Omit the pictures, then reproduce every remaining record exactly.

:: Given data

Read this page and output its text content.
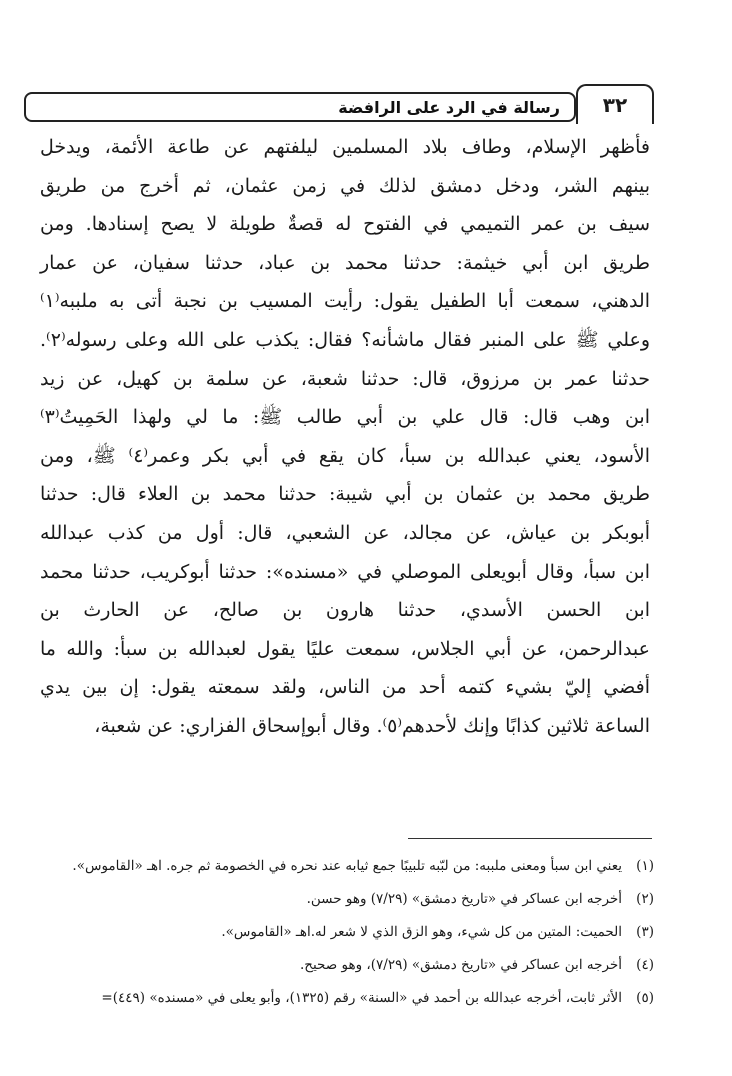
رسالة في الرد على الرافضة ٣٢
فأظهر الإسلام، وطاف بلاد المسلمين ليلفتهم عن طاعة الأئمة، ويدخل
بينهم الشر، ودخل دمشق لذلك في زمن عثمان، ثم أخرج من طريق
سيف بن عمر التميمي في الفتوح له قصةٌ طويلة لا يصح إسنادها. ومن
طريق ابن أبي خيثمة: حدثنا محمد بن عباد، حدثنا سفيان، عن عمار
الدهني، سمعت أبا الطفيل يقول: رأيت المسيب بن نجبة أتى به ملببه⁽١⁾
وعلي ﷺ على المنبر فقال ماشأنه؟ فقال: يكذب على الله وعلى رسوله⁽٢⁾.
حدثنا عمر بن مرزوق، قال: حدثنا شعبة، عن سلمة بن كهيل، عن زيد
ابن وهب قال: قال علي بن أبي طالب ﷺ: ما لي ولهذا الحَمِيتُ⁽٣⁾
الأسود، يعني عبدالله بن سبأ، كان يقع في أبي بكر وعمر⁽٤⁾ ﷺ، ومن
طريق محمد بن عثمان بن أبي شيبة: حدثنا محمد بن العلاء قال: حدثنا
أبوبكر بن عياش، عن مجالد، عن الشعبي، قال: أول من كذب عبدالله
ابن سبأ، وقال أبويعلى الموصلي في «مسنده»: حدثنا أبوكريب، حدثنا محمد
ابن الحسن الأسدي، حدثنا هارون بن صالح، عن الحارث بن
عبدالرحمن، عن أبي الجلاس، سمعت عليًا يقول لعبدالله بن سبأ: والله ما
أفضي إليّ بشيء كتمه أحد من الناس، ولقد سمعته يقول: إن بين يدي
الساعة ثلاثين كذابًا وإنك لأحدهم⁽٥⁾. وقال أبوإسحاق الفزاري: عن شعبة،
(١)
يعني ابن سبأ ومعنى ملببه: من لبّبه تلبيبًا جمع ثيابه عند نحره في الخصومة ثم جره. اهـ «القاموس».
(٢)
أخرجه ابن عساكر في «تاريخ دمشق» (٧/٢٩) وهو حسن.
(٣)
الحميت: المتين من كل شيء، وهو الزق الذي لا شعر له.اهـ «القاموس».
(٤)
أخرجه ابن عساكر في «تاريخ دمشق» (٧/٢٩)، وهو صحيح.
(٥)
الأثر ثابت، أخرجه عبدالله بن أحمد في «السنة» رقم (١٣٢٥)، وأبو يعلى في «مسنده» (٤٤٩)=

::::

# Solved exercise:
Read this page and output its text content.
رسالة في الرد على الرافضة ٣٢
فأظهر الإسلام، وطاف بلاد المسلمين ليلفتهم عن طاعة الأئمة، ويدخل
بينهم الشر، ودخل دمشق لذلك في زمن عثمان، ثم أخرج من طريق
سيف بن عمر التميمي في الفتوح له قصةٌ طويلة لا يصح إسنادها. ومن
طريق ابن أبي خيثمة: حدثنا محمد بن عباد، حدثنا سفيان، عن عمار
الدهني، سمعت أبا الطفيل يقول: رأيت المسيب بن نجبة أتى به ملببه⁽١⁾
وعلي ﷺ على المنبر فقال ماشأنه؟ فقال: يكذب على الله وعلى رسوله⁽٢⁾.
حدثنا عمر بن مرزوق، قال: حدثنا شعبة، عن سلمة بن كهيل، عن زيد
ابن وهب قال: قال علي بن أبي طالب ﷺ: ما لي ولهذا الحَمِيتُ⁽٣⁾
الأسود، يعني عبدالله بن سبأ، كان يقع في أبي بكر وعمر⁽٤⁾ ﷺ، ومن
طريق محمد بن عثمان بن أبي شيبة: حدثنا محمد بن العلاء قال: حدثنا
أبوبكر بن عياش، عن مجالد، عن الشعبي، قال: أول من كذب عبدالله
ابن سبأ، وقال أبويعلى الموصلي في «مسنده»: حدثنا أبوكريب، حدثنا محمد
ابن الحسن الأسدي، حدثنا هارون بن صالح، عن الحارث بن
عبدالرحمن، عن أبي الجلاس، سمعت عليًا يقول لعبدالله بن سبأ: والله ما
أفضي إليّ بشيء كتمه أحد من الناس، ولقد سمعته يقول: إن بين يدي
الساعة ثلاثين كذابًا وإنك لأحدهم⁽٥⁾. وقال أبوإسحاق الفزاري: عن شعبة،
(١)
يعني ابن سبأ ومعنى ملببه: من لبّبه تلبيبًا جمع ثيابه عند نحره في الخصومة ثم جره. اهـ «القاموس».
(٢)
أخرجه ابن عساكر في «تاريخ دمشق» (٧/٢٩) وهو حسن.
(٣)
الحميت: المتين من كل شيء، وهو الزق الذي لا شعر له.اهـ «القاموس».
(٤)
أخرجه ابن عساكر في «تاريخ دمشق» (٧/٢٩)، وهو صحيح.
(٥)
الأثر ثابت، أخرجه عبدالله بن أحمد في «السنة» رقم (١٣٢٥)، وأبو يعلى في «مسنده» (٤٤٩)=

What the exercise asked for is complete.